Given exercise:
Lines that contain "values" are to be counted; give only their number.

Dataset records
--
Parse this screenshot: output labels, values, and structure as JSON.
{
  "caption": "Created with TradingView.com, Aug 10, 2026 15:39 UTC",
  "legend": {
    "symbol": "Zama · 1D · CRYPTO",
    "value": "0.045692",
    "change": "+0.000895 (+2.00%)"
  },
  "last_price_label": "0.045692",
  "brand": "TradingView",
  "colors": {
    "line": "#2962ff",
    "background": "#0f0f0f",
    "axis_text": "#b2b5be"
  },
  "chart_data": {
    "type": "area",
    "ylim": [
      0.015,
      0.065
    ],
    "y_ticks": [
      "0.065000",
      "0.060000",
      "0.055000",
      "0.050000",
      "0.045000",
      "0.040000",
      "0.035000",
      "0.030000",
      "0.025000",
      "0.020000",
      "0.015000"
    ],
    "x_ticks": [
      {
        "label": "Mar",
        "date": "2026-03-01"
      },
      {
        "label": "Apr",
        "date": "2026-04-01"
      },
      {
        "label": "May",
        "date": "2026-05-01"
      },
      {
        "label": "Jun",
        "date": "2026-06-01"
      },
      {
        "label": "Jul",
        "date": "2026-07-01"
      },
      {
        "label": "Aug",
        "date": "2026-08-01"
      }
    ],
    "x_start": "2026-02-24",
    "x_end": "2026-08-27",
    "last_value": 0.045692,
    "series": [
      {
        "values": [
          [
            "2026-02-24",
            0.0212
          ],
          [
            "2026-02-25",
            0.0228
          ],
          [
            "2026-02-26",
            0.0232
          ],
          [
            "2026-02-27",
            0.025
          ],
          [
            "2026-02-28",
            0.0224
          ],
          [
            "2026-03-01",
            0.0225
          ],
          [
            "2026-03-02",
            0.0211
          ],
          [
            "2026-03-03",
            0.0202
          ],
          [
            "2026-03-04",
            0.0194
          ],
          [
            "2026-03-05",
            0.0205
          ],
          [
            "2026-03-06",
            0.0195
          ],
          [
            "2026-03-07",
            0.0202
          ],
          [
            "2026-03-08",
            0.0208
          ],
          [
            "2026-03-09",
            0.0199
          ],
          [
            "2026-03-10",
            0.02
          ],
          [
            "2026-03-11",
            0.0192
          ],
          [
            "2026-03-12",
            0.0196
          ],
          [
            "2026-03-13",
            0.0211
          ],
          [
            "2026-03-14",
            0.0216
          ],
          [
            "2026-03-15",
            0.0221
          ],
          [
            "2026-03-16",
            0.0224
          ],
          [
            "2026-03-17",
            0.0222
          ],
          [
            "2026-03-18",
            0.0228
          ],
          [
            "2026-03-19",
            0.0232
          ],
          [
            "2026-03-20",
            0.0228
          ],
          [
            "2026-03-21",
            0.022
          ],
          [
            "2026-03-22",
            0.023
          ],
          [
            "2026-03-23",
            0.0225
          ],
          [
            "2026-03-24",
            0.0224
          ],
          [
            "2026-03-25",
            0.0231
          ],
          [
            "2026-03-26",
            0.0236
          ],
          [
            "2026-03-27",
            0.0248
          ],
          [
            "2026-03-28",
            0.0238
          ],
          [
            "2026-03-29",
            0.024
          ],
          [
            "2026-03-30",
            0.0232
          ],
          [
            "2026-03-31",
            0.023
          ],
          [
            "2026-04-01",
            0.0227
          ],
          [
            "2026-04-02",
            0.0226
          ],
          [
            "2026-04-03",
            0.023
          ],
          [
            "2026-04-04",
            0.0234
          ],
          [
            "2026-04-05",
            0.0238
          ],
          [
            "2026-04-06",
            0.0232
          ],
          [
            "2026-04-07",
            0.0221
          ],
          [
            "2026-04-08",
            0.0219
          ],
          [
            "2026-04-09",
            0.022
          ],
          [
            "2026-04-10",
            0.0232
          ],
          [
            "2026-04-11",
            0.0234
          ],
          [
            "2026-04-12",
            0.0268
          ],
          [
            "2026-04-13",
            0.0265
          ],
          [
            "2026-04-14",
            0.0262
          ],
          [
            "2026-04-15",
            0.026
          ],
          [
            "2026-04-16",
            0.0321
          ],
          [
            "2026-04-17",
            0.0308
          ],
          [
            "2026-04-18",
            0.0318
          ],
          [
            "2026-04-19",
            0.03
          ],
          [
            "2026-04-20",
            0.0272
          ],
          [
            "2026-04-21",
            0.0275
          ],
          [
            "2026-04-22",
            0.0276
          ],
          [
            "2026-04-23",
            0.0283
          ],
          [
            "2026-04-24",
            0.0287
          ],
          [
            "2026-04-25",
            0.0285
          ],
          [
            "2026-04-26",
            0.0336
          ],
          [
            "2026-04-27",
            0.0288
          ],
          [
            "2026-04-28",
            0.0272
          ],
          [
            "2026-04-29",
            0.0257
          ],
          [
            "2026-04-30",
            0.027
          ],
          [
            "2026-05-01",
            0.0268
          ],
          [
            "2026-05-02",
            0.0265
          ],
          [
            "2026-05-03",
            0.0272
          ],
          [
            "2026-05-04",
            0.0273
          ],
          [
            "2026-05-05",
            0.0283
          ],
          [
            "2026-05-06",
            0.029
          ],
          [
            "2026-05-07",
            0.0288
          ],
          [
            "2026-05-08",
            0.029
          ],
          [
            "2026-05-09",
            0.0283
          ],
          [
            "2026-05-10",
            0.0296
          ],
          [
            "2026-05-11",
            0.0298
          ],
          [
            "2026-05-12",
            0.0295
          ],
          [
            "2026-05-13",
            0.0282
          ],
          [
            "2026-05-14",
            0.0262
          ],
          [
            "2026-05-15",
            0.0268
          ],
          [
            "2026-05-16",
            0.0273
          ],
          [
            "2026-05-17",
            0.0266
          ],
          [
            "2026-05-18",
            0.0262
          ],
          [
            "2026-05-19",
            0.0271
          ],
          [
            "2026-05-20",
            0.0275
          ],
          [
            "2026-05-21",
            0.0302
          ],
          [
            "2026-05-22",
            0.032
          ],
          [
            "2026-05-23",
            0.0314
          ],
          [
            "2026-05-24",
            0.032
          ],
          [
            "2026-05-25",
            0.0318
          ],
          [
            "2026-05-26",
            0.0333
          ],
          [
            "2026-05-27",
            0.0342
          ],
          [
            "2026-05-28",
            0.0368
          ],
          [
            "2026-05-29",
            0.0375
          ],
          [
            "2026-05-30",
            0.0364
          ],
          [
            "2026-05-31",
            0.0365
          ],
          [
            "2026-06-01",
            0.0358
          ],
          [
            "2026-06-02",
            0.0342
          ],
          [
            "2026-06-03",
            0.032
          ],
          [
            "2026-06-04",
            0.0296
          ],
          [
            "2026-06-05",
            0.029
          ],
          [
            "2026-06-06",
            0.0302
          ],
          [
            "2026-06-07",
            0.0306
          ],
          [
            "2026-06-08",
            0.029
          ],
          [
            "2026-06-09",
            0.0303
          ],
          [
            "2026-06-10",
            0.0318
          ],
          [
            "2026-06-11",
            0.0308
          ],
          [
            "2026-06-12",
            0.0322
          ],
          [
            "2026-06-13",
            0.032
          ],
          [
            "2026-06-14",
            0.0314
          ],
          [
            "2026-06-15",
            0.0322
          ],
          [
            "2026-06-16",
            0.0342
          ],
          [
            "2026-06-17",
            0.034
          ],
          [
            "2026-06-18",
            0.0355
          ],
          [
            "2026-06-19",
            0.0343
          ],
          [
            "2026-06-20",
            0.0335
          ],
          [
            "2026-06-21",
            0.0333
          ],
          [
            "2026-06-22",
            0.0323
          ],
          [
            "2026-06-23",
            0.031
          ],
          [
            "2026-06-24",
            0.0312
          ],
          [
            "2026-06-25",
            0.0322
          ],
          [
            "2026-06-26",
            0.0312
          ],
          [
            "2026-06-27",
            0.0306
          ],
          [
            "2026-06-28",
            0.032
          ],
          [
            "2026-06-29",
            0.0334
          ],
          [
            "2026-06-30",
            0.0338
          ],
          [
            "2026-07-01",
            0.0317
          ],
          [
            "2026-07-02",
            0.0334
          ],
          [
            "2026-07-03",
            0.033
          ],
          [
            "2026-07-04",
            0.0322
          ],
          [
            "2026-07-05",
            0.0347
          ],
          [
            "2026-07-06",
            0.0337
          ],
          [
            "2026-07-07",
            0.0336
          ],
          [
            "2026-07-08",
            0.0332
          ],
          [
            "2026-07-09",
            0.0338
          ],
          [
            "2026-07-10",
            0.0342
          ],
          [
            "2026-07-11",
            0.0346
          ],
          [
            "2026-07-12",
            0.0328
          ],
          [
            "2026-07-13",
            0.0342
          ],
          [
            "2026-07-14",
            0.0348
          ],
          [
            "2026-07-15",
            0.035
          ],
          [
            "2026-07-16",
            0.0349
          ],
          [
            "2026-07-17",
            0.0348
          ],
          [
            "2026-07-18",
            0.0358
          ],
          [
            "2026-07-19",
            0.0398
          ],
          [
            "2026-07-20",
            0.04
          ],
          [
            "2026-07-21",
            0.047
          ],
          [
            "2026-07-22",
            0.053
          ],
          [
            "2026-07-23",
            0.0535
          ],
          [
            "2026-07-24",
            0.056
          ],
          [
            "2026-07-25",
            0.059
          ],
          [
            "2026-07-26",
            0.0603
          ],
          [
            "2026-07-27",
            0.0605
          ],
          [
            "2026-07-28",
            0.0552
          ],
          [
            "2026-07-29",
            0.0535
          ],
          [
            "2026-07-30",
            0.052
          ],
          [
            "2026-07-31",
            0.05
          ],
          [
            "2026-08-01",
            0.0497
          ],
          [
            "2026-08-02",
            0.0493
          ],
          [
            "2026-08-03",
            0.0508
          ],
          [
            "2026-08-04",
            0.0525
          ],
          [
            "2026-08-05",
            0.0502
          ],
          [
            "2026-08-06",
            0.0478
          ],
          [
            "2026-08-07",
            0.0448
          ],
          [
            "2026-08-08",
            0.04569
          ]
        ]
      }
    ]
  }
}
--
Right answer:
2